= TASK PROMPT =
Write the material out again, line by line, exactly as it is.

— Start of SOURCE DATA —

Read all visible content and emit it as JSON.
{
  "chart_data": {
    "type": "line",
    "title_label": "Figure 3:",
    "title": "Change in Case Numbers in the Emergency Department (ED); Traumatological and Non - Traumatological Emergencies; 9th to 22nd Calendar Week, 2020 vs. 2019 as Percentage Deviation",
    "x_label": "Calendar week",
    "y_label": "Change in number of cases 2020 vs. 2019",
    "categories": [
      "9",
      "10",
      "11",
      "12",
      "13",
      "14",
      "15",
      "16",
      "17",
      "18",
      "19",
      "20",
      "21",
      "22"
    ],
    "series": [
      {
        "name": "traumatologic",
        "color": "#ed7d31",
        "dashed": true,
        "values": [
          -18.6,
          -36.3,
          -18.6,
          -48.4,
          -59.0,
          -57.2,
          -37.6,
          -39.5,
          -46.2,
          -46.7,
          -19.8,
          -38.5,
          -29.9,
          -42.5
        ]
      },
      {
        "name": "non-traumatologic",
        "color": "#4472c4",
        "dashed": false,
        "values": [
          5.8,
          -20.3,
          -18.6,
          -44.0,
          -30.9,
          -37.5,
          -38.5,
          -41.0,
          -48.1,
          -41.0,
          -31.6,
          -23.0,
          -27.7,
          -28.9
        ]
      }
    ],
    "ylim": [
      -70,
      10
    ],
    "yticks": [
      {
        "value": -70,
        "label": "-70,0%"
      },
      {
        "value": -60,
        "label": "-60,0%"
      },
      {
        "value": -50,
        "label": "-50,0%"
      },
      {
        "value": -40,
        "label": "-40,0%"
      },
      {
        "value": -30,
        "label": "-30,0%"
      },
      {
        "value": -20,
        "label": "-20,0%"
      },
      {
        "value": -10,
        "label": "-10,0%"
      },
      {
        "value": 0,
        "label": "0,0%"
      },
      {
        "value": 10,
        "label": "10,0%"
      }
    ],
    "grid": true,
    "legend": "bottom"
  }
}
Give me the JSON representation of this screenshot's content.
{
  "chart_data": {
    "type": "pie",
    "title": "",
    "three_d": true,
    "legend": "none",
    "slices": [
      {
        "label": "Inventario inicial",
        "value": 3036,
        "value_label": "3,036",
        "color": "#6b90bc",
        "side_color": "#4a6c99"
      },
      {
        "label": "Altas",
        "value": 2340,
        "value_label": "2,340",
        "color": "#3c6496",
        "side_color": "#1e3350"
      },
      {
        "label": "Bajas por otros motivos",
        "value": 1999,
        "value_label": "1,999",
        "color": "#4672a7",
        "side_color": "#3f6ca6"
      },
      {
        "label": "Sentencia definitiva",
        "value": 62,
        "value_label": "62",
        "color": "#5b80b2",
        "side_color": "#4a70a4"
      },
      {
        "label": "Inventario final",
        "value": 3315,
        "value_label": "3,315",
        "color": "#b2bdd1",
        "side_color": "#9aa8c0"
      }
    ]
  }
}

— End of SOURCE DATA —

= CORRECT ANSWER =
Read all visible content and emit it as JSON.
{
  "chart_data": {
    "type": "line",
    "title_label": "Figure 3:",
    "title": "Change in Case Numbers in the Emergency Department (ED); Traumatological and Non - Traumatological Emergencies; 9th to 22nd Calendar Week, 2020 vs. 2019 as Percentage Deviation",
    "x_label": "Calendar week",
    "y_label": "Change in number of cases 2020 vs. 2019",
    "categories": [
      "9",
      "10",
      "11",
      "12",
      "13",
      "14",
      "15",
      "16",
      "17",
      "18",
      "19",
      "20",
      "21",
      "22"
    ],
    "series": [
      {
        "name": "traumatologic",
        "color": "#ed7d31",
        "dashed": true,
        "values": [
          -18.6,
          -36.3,
          -18.6,
          -48.4,
          -59.0,
          -57.2,
          -37.6,
          -39.5,
          -46.2,
          -46.7,
          -19.8,
          -38.5,
          -29.9,
          -42.5
        ]
      },
      {
        "name": "non-traumatologic",
        "color": "#4472c4",
        "dashed": false,
        "values": [
          5.8,
          -20.3,
          -18.6,
          -44.0,
          -30.9,
          -37.5,
          -38.5,
          -41.0,
          -48.1,
          -41.0,
          -31.6,
          -23.0,
          -27.7,
          -28.9
        ]
      }
    ],
    "ylim": [
      -70,
      10
    ],
    "yticks": [
      {
        "value": -70,
        "label": "-70,0%"
      },
      {
        "value": -60,
        "label": "-60,0%"
      },
      {
        "value": -50,
        "label": "-50,0%"
      },
      {
        "value": -40,
        "label": "-40,0%"
      },
      {
        "value": -30,
        "label": "-30,0%"
      },
      {
        "value": -20,
        "label": "-20,0%"
      },
      {
        "value": -10,
        "label": "-10,0%"
      },
      {
        "value": 0,
        "label": "0,0%"
      },
      {
        "value": 10,
        "label": "10,0%"
      }
    ],
    "grid": true,
    "legend": "bottom"
  }
}
Give me the JSON representation of this screenshot's content.
{
  "chart_data": {
    "type": "pie",
    "title": "",
    "three_d": true,
    "legend": "none",
    "slices": [
      {
        "label": "Inventario inicial",
        "value": 3036,
        "value_label": "3,036",
        "color": "#6b90bc",
        "side_color": "#4a6c99"
      },
      {
        "label": "Altas",
        "value": 2340,
        "value_label": "2,340",
        "color": "#3c6496",
        "side_color": "#1e3350"
      },
      {
        "label": "Bajas por otros motivos",
        "value": 1999,
        "value_label": "1,999",
        "color": "#4672a7",
        "side_color": "#3f6ca6"
      },
      {
        "label": "Sentencia definitiva",
        "value": 62,
        "value_label": "62",
        "color": "#5b80b2",
        "side_color": "#4a70a4"
      },
      {
        "label": "Inventario final",
        "value": 3315,
        "value_label": "3,315",
        "color": "#b2bdd1",
        "side_color": "#9aa8c0"
      }
    ]
  }
}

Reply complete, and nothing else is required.